▸ Data shown:
┄┄┄┄┄┄┄┄┄┄

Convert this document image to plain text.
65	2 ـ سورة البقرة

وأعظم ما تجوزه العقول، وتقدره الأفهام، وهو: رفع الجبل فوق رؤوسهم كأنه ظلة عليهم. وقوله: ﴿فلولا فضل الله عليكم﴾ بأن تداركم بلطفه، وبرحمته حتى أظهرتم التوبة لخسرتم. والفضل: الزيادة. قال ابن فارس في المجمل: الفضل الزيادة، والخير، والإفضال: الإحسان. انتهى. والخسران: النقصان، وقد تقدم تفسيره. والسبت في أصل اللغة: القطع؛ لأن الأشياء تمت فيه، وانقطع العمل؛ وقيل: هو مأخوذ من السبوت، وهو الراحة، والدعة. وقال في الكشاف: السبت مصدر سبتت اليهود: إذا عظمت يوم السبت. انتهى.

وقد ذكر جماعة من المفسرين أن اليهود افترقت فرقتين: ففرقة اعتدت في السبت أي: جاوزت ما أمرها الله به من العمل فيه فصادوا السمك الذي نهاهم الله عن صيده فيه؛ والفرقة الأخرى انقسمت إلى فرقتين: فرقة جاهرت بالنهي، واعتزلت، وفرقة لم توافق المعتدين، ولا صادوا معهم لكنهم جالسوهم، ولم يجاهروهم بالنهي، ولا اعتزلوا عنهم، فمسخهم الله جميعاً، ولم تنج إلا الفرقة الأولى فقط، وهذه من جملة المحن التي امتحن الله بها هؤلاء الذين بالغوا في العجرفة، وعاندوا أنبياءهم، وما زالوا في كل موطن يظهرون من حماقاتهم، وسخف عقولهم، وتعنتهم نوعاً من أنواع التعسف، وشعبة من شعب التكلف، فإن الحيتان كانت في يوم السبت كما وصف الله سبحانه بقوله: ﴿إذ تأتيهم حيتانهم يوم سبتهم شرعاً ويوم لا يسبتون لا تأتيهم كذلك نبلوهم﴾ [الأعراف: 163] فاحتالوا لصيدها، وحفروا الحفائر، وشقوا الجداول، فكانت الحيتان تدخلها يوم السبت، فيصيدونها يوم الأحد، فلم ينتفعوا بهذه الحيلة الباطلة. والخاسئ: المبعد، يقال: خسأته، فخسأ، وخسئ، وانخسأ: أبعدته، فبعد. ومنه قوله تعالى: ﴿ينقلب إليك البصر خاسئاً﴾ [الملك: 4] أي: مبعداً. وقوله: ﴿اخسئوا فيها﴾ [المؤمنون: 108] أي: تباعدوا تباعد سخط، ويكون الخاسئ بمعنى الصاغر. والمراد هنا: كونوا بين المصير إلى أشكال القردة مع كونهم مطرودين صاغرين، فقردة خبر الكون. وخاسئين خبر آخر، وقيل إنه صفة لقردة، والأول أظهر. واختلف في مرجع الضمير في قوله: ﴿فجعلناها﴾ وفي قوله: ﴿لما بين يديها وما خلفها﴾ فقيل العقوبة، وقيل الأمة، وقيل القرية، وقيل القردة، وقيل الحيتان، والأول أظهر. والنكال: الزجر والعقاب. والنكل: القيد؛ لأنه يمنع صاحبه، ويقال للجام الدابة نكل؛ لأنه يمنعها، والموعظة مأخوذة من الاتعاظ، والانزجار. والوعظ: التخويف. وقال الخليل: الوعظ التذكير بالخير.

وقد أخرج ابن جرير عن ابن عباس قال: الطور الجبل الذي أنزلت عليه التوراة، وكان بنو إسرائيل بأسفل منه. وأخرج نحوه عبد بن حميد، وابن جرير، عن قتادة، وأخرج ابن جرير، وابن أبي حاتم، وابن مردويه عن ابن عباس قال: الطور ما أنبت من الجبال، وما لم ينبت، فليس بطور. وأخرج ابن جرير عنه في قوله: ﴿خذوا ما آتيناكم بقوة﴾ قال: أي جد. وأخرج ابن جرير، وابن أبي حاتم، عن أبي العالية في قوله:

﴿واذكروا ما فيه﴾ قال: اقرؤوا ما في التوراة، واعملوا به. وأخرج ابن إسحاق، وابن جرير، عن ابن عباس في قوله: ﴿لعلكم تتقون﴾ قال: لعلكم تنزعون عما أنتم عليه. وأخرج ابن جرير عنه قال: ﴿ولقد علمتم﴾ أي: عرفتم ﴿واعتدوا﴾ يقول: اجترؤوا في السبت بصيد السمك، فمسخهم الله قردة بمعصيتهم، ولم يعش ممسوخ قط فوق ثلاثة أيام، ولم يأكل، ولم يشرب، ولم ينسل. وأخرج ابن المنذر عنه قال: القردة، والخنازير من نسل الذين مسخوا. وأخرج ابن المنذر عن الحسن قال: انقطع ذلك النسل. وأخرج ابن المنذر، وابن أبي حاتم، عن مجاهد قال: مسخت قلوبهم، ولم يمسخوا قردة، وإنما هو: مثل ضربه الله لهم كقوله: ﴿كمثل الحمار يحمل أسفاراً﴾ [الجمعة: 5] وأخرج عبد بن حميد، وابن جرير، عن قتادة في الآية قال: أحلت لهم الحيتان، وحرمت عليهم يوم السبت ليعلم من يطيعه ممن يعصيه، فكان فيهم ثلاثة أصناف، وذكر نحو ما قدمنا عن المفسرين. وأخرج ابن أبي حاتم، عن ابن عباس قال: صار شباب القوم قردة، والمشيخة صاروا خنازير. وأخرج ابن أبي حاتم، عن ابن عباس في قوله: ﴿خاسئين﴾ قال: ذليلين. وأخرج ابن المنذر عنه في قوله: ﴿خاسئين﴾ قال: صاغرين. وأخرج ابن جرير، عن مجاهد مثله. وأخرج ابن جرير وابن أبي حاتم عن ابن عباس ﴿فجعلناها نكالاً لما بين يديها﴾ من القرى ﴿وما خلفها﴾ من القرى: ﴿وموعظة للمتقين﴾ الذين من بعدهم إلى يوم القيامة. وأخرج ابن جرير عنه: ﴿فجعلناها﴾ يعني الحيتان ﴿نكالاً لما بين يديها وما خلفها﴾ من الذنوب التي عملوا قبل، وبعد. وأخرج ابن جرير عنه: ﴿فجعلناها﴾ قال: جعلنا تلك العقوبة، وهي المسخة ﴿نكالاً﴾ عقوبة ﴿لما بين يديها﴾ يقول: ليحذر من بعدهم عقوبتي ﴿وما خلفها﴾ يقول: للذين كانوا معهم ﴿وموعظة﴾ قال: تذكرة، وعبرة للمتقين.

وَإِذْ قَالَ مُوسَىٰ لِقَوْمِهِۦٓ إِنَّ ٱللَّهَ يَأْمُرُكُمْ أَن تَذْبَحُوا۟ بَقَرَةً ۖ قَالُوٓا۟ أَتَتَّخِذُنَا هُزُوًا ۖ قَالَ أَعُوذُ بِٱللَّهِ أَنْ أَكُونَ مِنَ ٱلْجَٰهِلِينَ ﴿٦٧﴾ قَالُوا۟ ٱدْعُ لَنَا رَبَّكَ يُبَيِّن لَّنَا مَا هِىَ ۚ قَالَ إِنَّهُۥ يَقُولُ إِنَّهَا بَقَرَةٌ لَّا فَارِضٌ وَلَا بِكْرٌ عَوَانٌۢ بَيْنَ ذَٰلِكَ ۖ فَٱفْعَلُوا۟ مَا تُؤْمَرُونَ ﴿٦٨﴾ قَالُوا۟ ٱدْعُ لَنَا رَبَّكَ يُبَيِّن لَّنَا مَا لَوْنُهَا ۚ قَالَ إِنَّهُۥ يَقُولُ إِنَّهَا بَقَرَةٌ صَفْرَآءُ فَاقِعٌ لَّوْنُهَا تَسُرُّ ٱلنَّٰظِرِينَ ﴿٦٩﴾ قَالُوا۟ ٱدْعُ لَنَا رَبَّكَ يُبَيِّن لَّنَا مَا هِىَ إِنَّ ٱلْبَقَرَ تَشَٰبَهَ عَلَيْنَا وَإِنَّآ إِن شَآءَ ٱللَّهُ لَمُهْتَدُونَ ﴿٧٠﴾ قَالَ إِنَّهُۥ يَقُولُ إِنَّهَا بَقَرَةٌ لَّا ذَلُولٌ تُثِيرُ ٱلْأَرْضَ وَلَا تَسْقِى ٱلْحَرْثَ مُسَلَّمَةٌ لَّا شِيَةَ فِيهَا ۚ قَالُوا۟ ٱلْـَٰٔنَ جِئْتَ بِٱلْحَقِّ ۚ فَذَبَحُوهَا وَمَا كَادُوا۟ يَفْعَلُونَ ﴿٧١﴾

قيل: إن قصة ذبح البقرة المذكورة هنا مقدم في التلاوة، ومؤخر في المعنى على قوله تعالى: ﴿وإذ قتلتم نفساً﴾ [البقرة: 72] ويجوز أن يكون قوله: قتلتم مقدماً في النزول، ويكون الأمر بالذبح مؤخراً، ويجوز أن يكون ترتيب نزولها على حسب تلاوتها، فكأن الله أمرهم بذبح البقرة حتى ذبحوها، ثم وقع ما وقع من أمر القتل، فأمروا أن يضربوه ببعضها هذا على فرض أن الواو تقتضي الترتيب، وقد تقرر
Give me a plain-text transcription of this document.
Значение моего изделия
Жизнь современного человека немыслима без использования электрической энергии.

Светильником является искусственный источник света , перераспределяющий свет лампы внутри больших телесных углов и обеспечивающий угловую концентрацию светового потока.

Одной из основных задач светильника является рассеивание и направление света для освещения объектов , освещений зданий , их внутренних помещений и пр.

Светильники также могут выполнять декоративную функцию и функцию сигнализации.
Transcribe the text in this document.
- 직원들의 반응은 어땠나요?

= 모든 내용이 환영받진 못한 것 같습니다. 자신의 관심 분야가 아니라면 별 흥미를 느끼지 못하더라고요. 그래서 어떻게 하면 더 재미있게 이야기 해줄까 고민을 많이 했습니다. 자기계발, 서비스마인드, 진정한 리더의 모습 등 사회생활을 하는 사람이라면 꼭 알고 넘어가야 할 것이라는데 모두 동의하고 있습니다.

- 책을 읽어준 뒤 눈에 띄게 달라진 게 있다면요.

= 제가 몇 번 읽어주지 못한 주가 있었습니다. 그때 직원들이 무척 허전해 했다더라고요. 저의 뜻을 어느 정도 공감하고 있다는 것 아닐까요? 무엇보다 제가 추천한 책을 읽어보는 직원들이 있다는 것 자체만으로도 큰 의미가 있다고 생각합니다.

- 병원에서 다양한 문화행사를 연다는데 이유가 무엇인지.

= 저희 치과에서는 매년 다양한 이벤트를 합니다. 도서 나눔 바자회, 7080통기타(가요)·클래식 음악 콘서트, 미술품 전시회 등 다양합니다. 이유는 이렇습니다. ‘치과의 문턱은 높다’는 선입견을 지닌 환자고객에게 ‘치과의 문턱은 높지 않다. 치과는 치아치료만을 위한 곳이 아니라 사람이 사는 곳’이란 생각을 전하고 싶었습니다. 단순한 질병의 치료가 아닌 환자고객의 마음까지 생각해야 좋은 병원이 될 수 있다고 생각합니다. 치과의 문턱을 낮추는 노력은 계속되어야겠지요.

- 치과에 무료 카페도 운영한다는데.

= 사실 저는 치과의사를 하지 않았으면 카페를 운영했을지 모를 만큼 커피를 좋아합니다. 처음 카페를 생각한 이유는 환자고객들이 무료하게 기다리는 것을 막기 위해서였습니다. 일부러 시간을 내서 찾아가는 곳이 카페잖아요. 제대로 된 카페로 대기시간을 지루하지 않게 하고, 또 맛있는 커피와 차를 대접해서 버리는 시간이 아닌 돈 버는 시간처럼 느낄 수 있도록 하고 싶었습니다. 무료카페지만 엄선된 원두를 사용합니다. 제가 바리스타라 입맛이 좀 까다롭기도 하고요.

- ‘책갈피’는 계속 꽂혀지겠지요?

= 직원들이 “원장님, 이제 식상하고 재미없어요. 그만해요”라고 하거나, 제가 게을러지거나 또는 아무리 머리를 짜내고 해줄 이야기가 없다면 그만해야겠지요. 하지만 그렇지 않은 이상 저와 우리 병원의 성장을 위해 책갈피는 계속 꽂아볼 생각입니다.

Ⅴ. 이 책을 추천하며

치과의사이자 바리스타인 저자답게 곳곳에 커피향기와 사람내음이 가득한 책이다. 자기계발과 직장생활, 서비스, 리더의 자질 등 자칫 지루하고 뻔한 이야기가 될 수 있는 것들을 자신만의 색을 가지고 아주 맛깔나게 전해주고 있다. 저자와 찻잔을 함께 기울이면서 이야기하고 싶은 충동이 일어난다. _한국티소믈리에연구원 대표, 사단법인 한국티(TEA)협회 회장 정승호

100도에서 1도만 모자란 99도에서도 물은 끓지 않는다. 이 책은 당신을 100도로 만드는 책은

┄┄┄┄┄┄┄┄┄┄

▸ Required task: Extract, exactly as they appear, the lines from the one containing "Give me a plain-text" through the final line.

▸ Completed exercise:
Give me a plain-text transcription of this document.
Значение моего изделия
Жизнь современного человека немыслима без использования электрической энергии.

Светильником является искусственный источник света , перераспределяющий свет лампы внутри больших телесных углов и обеспечивающий угловую концентрацию светового потока.

Одной из основных задач светильника является рассеивание и направление света для освещения объектов , освещений зданий , их внутренних помещений и пр.

Светильники также могут выполнять декоративную функцию и функцию сигнализации.
Transcribe the text in this document.
- 직원들의 반응은 어땠나요?

= 모든 내용이 환영받진 못한 것 같습니다. 자신의 관심 분야가 아니라면 별 흥미를 느끼지 못하더라고요. 그래서 어떻게 하면 더 재미있게 이야기 해줄까 고민을 많이 했습니다. 자기계발, 서비스마인드, 진정한 리더의 모습 등 사회생활을 하는 사람이라면 꼭 알고 넘어가야 할 것이라는데 모두 동의하고 있습니다.

- 책을 읽어준 뒤 눈에 띄게 달라진 게 있다면요.

= 제가 몇 번 읽어주지 못한 주가 있었습니다. 그때 직원들이 무척 허전해 했다더라고요. 저의 뜻을 어느 정도 공감하고 있다는 것 아닐까요? 무엇보다 제가 추천한 책을 읽어보는 직원들이 있다는 것 자체만으로도 큰 의미가 있다고 생각합니다.

- 병원에서 다양한 문화행사를 연다는데 이유가 무엇인지.

= 저희 치과에서는 매년 다양한 이벤트를 합니다. 도서 나눔 바자회, 7080통기타(가요)·클래식 음악 콘서트, 미술품 전시회 등 다양합니다. 이유는 이렇습니다. ‘치과의 문턱은 높다’는 선입견을 지닌 환자고객에게 ‘치과의 문턱은 높지 않다. 치과는 치아치료만을 위한 곳이 아니라 사람이 사는 곳’이란 생각을 전하고 싶었습니다. 단순한 질병의 치료가 아닌 환자고객의 마음까지 생각해야 좋은 병원이 될 수 있다고 생각합니다. 치과의 문턱을 낮추는 노력은 계속되어야겠지요.

- 치과에 무료 카페도 운영한다는데.

= 사실 저는 치과의사를 하지 않았으면 카페를 운영했을지 모를 만큼 커피를 좋아합니다. 처음 카페를 생각한 이유는 환자고객들이 무료하게 기다리는 것을 막기 위해서였습니다. 일부러 시간을 내서 찾아가는 곳이 카페잖아요. 제대로 된 카페로 대기시간을 지루하지 않게 하고, 또 맛있는 커피와 차를 대접해서 버리는 시간이 아닌 돈 버는 시간처럼 느낄 수 있도록 하고 싶었습니다. 무료카페지만 엄선된 원두를 사용합니다. 제가 바리스타라 입맛이 좀 까다롭기도 하고요.

- ‘책갈피’는 계속 꽂혀지겠지요?

= 직원들이 “원장님, 이제 식상하고 재미없어요. 그만해요”라고 하거나, 제가 게을러지거나 또는 아무리 머리를 짜내고 해줄 이야기가 없다면 그만해야겠지요. 하지만 그렇지 않은 이상 저와 우리 병원의 성장을 위해 책갈피는 계속 꽂아볼 생각입니다.

Ⅴ. 이 책을 추천하며

치과의사이자 바리스타인 저자답게 곳곳에 커피향기와 사람내음이 가득한 책이다. 자기계발과 직장생활, 서비스, 리더의 자질 등 자칫 지루하고 뻔한 이야기가 될 수 있는 것들을 자신만의 색을 가지고 아주 맛깔나게 전해주고 있다. 저자와 찻잔을 함께 기울이면서 이야기하고 싶은 충동이 일어난다. _한국티소믈리에연구원 대표, 사단법인 한국티(TEA)협회 회장 정승호

100도에서 1도만 모자란 99도에서도 물은 끓지 않는다. 이 책은 당신을 100도로 만드는 책은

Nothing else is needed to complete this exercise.